Data entries
++++

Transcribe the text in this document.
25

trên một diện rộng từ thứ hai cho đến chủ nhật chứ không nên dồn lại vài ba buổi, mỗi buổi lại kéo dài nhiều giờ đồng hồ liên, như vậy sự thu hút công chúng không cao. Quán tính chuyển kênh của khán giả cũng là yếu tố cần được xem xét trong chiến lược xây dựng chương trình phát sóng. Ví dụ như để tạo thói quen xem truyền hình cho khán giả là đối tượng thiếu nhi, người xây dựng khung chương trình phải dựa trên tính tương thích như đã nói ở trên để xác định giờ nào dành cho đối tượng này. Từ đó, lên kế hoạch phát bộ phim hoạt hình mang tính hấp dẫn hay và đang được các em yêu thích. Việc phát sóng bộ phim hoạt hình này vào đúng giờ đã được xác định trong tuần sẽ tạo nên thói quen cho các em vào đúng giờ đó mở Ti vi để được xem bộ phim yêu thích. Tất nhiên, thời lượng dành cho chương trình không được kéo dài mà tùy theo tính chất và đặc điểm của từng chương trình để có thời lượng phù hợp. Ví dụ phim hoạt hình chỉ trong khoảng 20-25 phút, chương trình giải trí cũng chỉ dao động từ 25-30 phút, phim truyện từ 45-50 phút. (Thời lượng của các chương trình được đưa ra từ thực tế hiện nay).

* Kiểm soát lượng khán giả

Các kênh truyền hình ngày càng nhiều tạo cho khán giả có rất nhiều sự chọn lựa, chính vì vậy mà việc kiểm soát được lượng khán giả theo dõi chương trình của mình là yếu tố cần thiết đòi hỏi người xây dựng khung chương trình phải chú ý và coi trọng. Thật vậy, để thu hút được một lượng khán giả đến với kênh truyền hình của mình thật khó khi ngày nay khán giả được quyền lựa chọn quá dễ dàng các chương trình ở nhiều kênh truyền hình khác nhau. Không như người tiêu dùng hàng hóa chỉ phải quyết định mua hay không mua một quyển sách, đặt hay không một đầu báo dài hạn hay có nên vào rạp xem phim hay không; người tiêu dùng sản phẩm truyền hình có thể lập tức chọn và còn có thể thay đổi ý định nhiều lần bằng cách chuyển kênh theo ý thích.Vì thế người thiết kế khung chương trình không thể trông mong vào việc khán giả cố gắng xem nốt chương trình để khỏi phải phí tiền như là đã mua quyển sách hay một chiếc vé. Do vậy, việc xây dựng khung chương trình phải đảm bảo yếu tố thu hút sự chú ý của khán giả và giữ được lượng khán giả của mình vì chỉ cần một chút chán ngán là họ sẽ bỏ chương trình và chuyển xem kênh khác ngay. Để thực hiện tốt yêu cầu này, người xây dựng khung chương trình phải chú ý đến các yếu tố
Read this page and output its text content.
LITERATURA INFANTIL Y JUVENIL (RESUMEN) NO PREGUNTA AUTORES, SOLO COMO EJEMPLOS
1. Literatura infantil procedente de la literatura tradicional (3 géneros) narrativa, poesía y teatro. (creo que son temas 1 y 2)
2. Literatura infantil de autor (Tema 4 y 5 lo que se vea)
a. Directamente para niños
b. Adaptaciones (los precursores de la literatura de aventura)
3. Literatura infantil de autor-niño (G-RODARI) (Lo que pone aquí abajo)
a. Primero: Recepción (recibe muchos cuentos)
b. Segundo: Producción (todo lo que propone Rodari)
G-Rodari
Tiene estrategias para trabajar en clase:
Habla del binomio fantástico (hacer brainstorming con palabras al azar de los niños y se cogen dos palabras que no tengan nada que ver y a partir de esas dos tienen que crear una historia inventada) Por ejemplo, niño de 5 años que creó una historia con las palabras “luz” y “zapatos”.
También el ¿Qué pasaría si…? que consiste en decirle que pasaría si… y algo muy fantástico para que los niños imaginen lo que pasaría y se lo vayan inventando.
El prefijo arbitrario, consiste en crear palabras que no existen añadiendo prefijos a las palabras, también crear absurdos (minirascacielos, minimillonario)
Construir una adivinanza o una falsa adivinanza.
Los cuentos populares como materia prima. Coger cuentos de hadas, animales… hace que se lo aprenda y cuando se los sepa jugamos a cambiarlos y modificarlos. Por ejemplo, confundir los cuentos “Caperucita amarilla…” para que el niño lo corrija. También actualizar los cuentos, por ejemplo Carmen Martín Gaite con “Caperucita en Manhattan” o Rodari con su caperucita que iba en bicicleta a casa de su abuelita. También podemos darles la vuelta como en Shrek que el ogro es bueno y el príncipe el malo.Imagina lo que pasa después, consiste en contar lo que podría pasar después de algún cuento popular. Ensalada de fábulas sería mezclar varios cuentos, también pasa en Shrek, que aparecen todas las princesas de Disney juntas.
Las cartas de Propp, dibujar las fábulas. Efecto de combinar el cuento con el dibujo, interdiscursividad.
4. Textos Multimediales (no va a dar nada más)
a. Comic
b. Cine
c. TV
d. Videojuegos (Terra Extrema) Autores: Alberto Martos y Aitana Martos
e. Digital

++++

#### [WHAT THIS TASK INVOLVES]
Transcribe the entire listing above precisely.

#### [ANSWER BELOW]
Transcribe the text in this document.
25

trên một diện rộng từ thứ hai cho đến chủ nhật chứ không nên dồn lại vài ba buổi, mỗi buổi lại kéo dài nhiều giờ đồng hồ liên, như vậy sự thu hút công chúng không cao. Quán tính chuyển kênh của khán giả cũng là yếu tố cần được xem xét trong chiến lược xây dựng chương trình phát sóng. Ví dụ như để tạo thói quen xem truyền hình cho khán giả là đối tượng thiếu nhi, người xây dựng khung chương trình phải dựa trên tính tương thích như đã nói ở trên để xác định giờ nào dành cho đối tượng này. Từ đó, lên kế hoạch phát bộ phim hoạt hình mang tính hấp dẫn hay và đang được các em yêu thích. Việc phát sóng bộ phim hoạt hình này vào đúng giờ đã được xác định trong tuần sẽ tạo nên thói quen cho các em vào đúng giờ đó mở Ti vi để được xem bộ phim yêu thích. Tất nhiên, thời lượng dành cho chương trình không được kéo dài mà tùy theo tính chất và đặc điểm của từng chương trình để có thời lượng phù hợp. Ví dụ phim hoạt hình chỉ trong khoảng 20-25 phút, chương trình giải trí cũng chỉ dao động từ 25-30 phút, phim truyện từ 45-50 phút. (Thời lượng của các chương trình được đưa ra từ thực tế hiện nay).

* Kiểm soát lượng khán giả

Các kênh truyền hình ngày càng nhiều tạo cho khán giả có rất nhiều sự chọn lựa, chính vì vậy mà việc kiểm soát được lượng khán giả theo dõi chương trình của mình là yếu tố cần thiết đòi hỏi người xây dựng khung chương trình phải chú ý và coi trọng. Thật vậy, để thu hút được một lượng khán giả đến với kênh truyền hình của mình thật khó khi ngày nay khán giả được quyền lựa chọn quá dễ dàng các chương trình ở nhiều kênh truyền hình khác nhau. Không như người tiêu dùng hàng hóa chỉ phải quyết định mua hay không mua một quyển sách, đặt hay không một đầu báo dài hạn hay có nên vào rạp xem phim hay không; người tiêu dùng sản phẩm truyền hình có thể lập tức chọn và còn có thể thay đổi ý định nhiều lần bằng cách chuyển kênh theo ý thích.Vì thế người thiết kế khung chương trình không thể trông mong vào việc khán giả cố gắng xem nốt chương trình để khỏi phải phí tiền như là đã mua quyển sách hay một chiếc vé. Do vậy, việc xây dựng khung chương trình phải đảm bảo yếu tố thu hút sự chú ý của khán giả và giữ được lượng khán giả của mình vì chỉ cần một chút chán ngán là họ sẽ bỏ chương trình và chuyển xem kênh khác ngay. Để thực hiện tốt yêu cầu này, người xây dựng khung chương trình phải chú ý đến các yếu tố
Read this page and output its text content.
LITERATURA INFANTIL Y JUVENIL (RESUMEN) NO PREGUNTA AUTORES, SOLO COMO EJEMPLOS
1. Literatura infantil procedente de la literatura tradicional (3 géneros) narrativa, poesía y teatro. (creo que son temas 1 y 2)
2. Literatura infantil de autor (Tema 4 y 5 lo que se vea)
a. Directamente para niños
b. Adaptaciones (los precursores de la literatura de aventura)
3. Literatura infantil de autor-niño (G-RODARI) (Lo que pone aquí abajo)
a. Primero: Recepción (recibe muchos cuentos)
b. Segundo: Producción (todo lo que propone Rodari)
G-Rodari
Tiene estrategias para trabajar en clase:
Habla del binomio fantástico (hacer brainstorming con palabras al azar de los niños y se cogen dos palabras que no tengan nada que ver y a partir de esas dos tienen que crear una historia inventada) Por ejemplo, niño de 5 años que creó una historia con las palabras “luz” y “zapatos”.
También el ¿Qué pasaría si…? que consiste en decirle que pasaría si… y algo muy fantástico para que los niños imaginen lo que pasaría y se lo vayan inventando.
El prefijo arbitrario, consiste en crear palabras que no existen añadiendo prefijos a las palabras, también crear absurdos (minirascacielos, minimillonario)
Construir una adivinanza o una falsa adivinanza.
Los cuentos populares como materia prima. Coger cuentos de hadas, animales… hace que se lo aprenda y cuando se los sepa jugamos a cambiarlos y modificarlos. Por ejemplo, confundir los cuentos “Caperucita amarilla…” para que el niño lo corrija. También actualizar los cuentos, por ejemplo Carmen Martín Gaite con “Caperucita en Manhattan” o Rodari con su caperucita que iba en bicicleta a casa de su abuelita. También podemos darles la vuelta como en Shrek que el ogro es bueno y el príncipe el malo.Imagina lo que pasa después, consiste en contar lo que podría pasar después de algún cuento popular. Ensalada de fábulas sería mezclar varios cuentos, también pasa en Shrek, que aparecen todas las princesas de Disney juntas.
Las cartas de Propp, dibujar las fábulas. Efecto de combinar el cuento con el dibujo, interdiscursividad.
4. Textos Multimediales (no va a dar nada más)
a. Comic
b. Cine
c. TV
d. Videojuegos (Terra Extrema) Autores: Alberto Martos y Aitana Martos
e. Digital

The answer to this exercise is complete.